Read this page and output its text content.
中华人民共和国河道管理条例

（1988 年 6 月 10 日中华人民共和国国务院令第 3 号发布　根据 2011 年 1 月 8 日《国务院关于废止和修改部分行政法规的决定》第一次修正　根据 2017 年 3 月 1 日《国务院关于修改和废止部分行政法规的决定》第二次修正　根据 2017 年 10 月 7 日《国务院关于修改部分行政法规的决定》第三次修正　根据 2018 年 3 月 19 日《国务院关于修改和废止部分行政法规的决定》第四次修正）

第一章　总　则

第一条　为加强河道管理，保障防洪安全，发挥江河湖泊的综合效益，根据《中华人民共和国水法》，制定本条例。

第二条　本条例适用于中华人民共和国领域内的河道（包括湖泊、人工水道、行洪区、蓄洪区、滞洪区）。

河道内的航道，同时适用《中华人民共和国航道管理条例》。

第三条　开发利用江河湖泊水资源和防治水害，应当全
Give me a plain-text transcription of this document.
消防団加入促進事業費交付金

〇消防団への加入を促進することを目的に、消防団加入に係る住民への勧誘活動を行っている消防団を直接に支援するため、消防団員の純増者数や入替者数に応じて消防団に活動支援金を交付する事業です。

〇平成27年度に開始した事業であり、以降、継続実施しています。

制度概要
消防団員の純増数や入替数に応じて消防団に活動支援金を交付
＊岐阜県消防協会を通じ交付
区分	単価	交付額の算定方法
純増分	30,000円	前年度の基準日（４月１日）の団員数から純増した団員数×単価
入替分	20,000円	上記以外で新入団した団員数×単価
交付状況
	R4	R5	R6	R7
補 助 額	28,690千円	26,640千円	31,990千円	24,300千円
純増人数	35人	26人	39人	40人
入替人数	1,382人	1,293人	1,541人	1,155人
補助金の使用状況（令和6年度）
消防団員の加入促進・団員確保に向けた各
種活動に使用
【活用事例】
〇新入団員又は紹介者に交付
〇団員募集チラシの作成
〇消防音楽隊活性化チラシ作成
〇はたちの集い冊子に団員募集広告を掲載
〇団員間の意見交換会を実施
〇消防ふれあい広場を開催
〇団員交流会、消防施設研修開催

• [Written problem]
Check all the records above and select each line where the string "this" is found.

• [Response to the exercise]
Read this page and output its text content.
Give me a plain-text transcription of this document.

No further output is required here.